Data entries:
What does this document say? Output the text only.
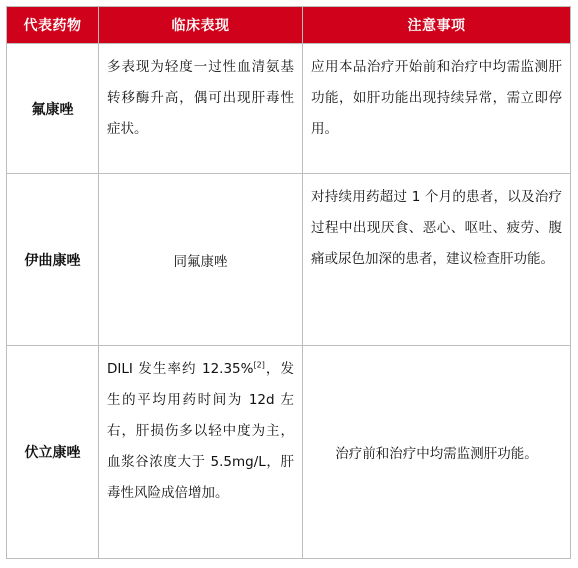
代表药物	临床表现	注意事项
氟康唑	多表现为轻度一过性血清氨基转移酶升高，偶可出现肝毒性症状。	应用本品治疗开始前和治疗中均需监测肝功能，如肝功能出现持续异常，需立即停用。
伊曲康唑	同氟康唑	对持续用药超过 1 个月的患者，以及治疗过程中出现厌食、恶心、呕吐、疲劳、腹痛或尿色加深的患者，建议检查肝功能。
伏立康唑	DILI 发生率约 12.35%[2]，发生的平均用药时间为 12d 左右，肝损伤多以轻中度为主，血浆谷浓度大于 5.5mg/L，肝毒性风险成倍增加。	治疗前和治疗中均需监测肝功能。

▶ THE TASK: Leave the pictures out, and print every line of the listing exactly as written.

▶ FULL OUTPUT:
What does this document say? Output the text only.
代表药物	临床表现	注意事项
氟康唑	多表现为轻度一过性血清氨基转移酶升高，偶可出现肝毒性症状。	应用本品治疗开始前和治疗中均需监测肝功能，如肝功能出现持续异常，需立即停用。
伊曲康唑	同氟康唑	对持续用药超过 1 个月的患者，以及治疗过程中出现厌食、恶心、呕吐、疲劳、腹痛或尿色加深的患者，建议检查肝功能。
伏立康唑	DILI 发生率约 12.35%[2]，发生的平均用药时间为 12d 左右，肝损伤多以轻中度为主，血浆谷浓度大于 5.5mg/L，肝毒性风险成倍增加。	治疗前和治疗中均需监测肝功能。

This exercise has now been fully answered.